What to do: Say how many lines of these entries include the word "name", and answer with the number alone.

--- Start ---

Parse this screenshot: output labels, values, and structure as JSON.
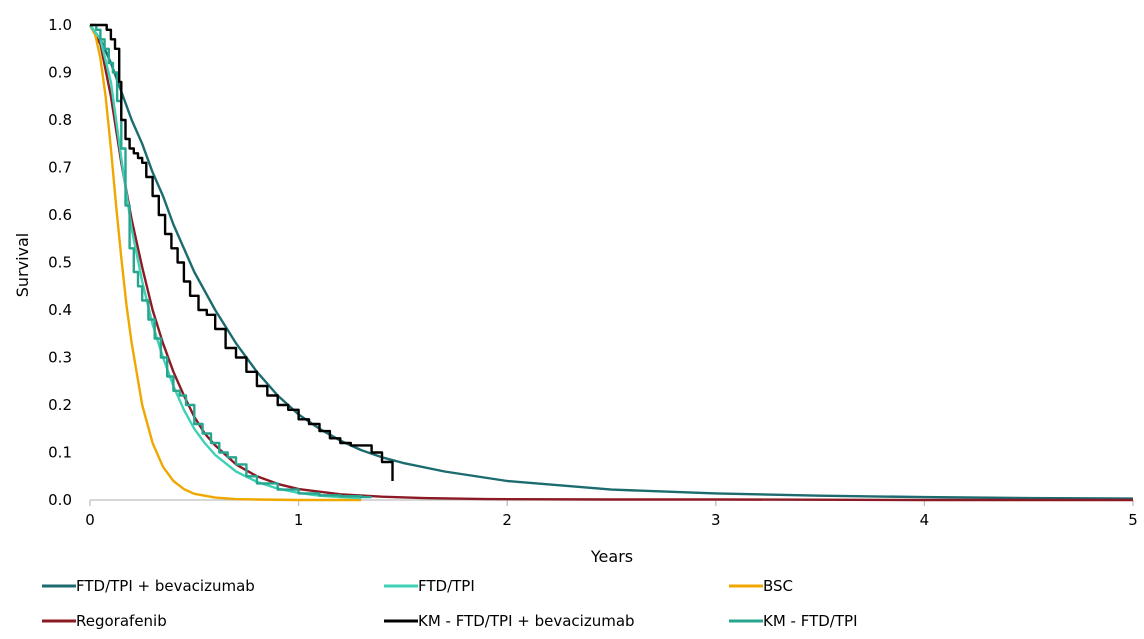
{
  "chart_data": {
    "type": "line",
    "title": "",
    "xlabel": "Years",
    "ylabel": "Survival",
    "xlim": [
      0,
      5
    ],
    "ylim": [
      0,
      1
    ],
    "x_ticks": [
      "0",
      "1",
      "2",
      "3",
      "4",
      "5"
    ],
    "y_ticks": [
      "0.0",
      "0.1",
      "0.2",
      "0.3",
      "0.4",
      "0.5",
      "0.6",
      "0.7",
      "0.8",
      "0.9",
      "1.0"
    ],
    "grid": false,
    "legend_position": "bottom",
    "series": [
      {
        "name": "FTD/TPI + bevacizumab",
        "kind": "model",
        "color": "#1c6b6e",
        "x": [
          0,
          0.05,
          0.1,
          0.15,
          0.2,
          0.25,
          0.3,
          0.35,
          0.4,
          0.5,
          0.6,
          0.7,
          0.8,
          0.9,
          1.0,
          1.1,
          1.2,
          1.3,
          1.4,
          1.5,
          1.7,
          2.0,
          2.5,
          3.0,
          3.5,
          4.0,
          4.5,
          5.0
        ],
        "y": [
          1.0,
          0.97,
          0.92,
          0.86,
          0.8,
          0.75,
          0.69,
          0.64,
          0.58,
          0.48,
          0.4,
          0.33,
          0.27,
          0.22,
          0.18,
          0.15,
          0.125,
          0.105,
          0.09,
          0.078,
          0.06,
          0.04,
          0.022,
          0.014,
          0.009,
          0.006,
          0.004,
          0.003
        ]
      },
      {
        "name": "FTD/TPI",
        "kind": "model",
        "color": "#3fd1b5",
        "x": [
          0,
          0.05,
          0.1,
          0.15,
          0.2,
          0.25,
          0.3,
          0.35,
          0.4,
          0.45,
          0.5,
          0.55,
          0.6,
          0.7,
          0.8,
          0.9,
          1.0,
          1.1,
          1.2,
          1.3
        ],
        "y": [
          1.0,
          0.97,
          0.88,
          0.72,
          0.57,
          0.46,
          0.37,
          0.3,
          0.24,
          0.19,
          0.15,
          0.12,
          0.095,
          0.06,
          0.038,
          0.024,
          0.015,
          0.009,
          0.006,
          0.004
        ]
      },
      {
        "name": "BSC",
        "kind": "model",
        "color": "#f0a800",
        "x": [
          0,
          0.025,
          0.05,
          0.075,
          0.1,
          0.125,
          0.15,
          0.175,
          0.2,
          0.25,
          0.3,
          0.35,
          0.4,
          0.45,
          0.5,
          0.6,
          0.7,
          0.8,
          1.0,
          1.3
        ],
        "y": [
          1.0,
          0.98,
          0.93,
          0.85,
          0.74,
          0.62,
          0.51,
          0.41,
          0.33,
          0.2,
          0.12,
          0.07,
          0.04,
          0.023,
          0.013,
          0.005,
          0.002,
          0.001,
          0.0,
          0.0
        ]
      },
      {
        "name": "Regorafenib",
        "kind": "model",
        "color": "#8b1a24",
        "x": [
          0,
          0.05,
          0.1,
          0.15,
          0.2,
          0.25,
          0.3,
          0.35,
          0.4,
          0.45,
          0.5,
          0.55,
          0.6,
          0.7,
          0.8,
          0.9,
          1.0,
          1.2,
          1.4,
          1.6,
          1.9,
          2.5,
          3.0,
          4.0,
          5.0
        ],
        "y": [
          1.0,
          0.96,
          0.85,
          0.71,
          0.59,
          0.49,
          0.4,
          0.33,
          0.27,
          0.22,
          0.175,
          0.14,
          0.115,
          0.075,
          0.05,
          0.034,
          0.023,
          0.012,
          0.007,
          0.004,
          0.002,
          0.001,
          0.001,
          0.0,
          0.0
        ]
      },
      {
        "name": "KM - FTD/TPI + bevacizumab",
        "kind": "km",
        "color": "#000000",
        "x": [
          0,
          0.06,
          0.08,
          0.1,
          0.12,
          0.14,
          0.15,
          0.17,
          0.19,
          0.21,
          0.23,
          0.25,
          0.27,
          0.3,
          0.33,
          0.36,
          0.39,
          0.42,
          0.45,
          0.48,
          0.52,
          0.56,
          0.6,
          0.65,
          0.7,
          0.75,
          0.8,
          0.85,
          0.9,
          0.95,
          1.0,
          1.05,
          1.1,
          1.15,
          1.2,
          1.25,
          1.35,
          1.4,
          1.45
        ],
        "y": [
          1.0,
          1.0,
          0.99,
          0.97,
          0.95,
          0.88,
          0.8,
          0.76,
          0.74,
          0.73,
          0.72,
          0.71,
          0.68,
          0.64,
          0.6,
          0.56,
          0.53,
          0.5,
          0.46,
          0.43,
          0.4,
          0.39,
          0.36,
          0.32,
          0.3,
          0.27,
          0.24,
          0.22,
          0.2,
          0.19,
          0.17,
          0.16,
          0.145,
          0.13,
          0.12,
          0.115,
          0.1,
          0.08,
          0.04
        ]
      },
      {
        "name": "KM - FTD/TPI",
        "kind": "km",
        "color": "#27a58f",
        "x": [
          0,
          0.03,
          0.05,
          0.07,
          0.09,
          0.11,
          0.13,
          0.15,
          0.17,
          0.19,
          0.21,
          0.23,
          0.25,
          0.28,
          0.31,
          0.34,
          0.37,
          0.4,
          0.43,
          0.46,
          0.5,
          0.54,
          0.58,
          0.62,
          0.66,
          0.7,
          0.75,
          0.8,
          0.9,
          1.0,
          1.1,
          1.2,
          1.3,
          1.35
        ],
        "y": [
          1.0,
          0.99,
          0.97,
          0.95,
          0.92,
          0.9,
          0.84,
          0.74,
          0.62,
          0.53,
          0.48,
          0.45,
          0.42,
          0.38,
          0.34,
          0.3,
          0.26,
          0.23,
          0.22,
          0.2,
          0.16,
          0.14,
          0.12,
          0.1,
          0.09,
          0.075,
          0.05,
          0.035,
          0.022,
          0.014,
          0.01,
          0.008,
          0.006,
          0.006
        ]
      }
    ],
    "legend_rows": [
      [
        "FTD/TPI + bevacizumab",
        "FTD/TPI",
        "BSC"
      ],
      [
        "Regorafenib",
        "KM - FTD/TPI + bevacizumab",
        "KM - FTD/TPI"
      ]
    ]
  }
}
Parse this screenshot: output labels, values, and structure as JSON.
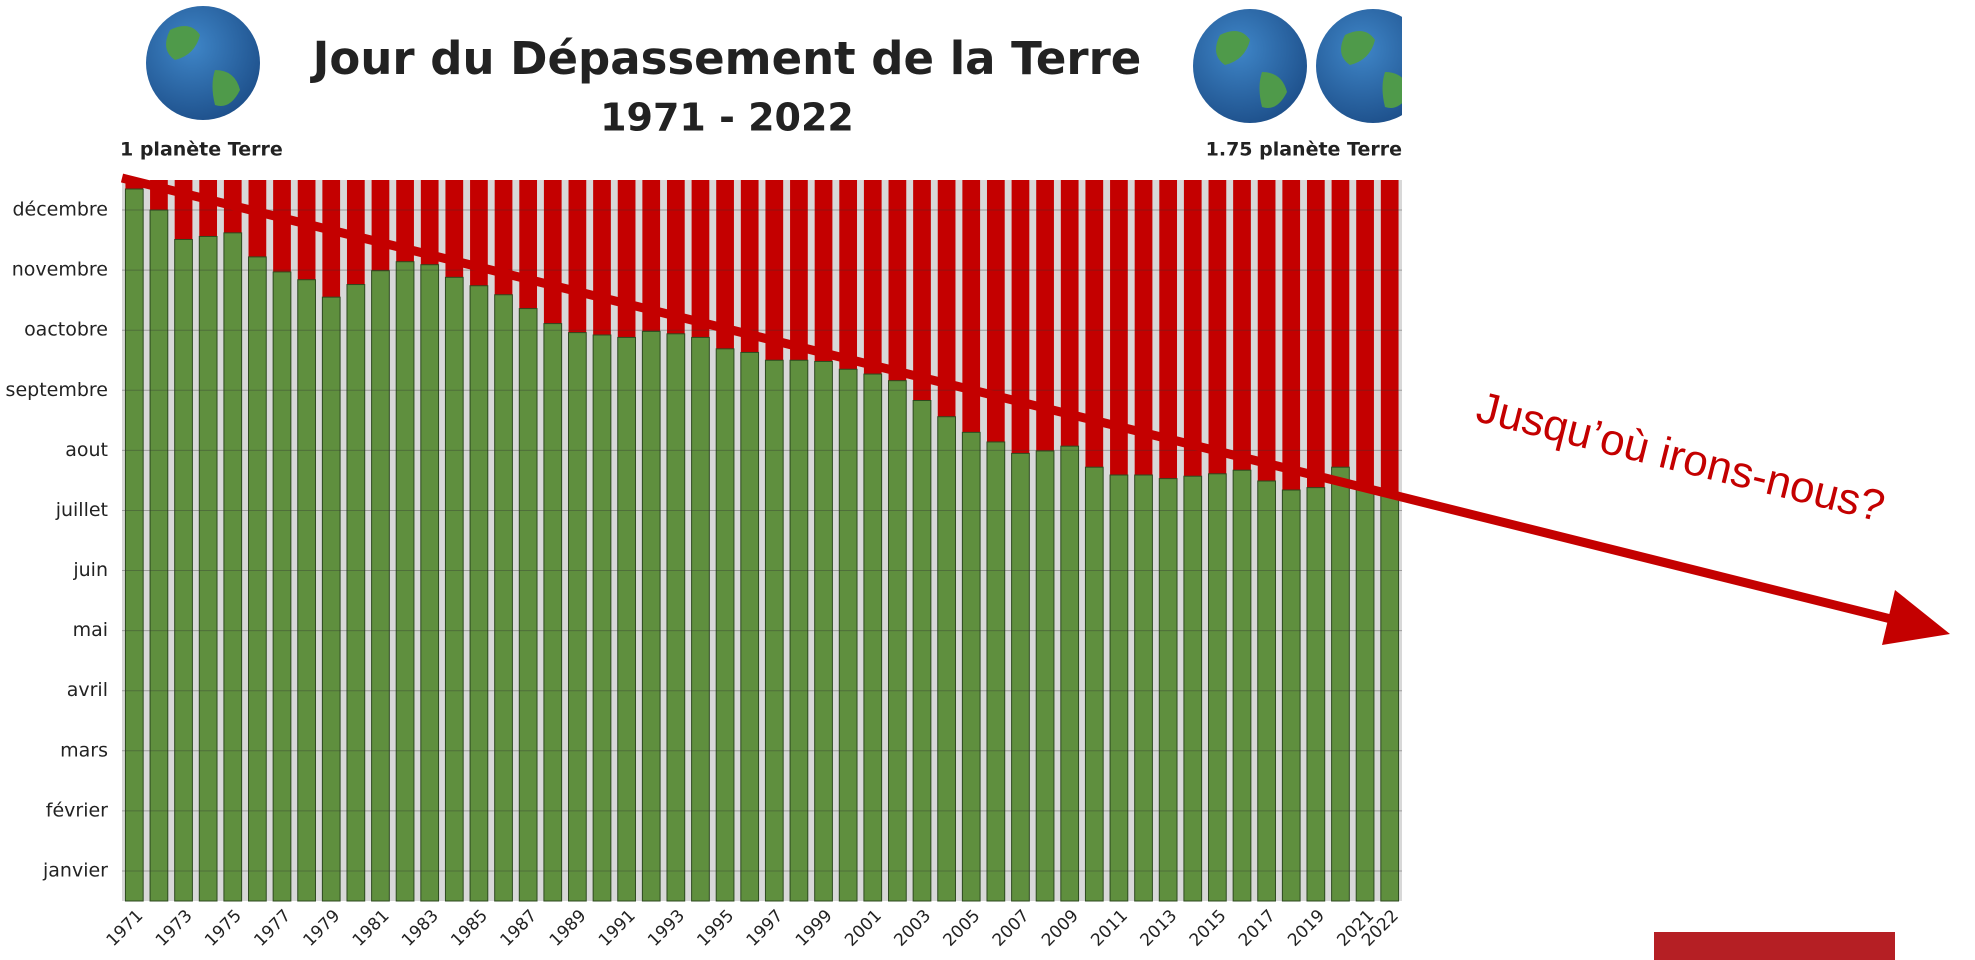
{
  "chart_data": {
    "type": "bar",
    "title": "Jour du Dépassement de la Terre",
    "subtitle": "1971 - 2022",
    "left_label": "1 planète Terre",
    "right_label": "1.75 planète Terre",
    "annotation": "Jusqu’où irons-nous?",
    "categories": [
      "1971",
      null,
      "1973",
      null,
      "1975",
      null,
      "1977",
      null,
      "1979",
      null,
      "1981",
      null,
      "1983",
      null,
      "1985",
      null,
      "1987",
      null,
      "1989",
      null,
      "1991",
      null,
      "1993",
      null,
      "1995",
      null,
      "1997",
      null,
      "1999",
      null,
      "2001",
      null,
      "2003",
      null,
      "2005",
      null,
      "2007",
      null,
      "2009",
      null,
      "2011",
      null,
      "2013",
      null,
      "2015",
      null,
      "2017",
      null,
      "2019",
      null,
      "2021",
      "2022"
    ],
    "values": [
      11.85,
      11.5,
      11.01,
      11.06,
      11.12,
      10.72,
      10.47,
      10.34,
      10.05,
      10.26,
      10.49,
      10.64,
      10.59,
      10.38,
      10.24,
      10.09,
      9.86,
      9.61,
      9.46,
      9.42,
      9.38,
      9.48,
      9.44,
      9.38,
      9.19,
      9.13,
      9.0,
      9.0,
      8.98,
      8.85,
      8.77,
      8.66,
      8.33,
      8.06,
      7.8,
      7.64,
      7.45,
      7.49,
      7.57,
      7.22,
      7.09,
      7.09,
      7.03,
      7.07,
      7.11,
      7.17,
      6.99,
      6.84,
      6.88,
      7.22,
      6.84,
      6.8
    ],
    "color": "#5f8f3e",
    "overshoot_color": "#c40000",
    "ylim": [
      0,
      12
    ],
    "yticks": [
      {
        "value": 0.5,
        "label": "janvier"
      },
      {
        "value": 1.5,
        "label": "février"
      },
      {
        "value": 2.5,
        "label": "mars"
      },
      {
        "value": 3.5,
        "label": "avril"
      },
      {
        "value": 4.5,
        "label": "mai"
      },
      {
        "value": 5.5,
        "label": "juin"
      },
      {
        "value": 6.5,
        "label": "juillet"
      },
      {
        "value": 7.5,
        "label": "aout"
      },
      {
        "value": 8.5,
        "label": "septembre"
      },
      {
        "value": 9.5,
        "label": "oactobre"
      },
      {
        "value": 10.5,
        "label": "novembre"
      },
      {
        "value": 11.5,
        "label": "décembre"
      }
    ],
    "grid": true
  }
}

--- End ---

The solution: 6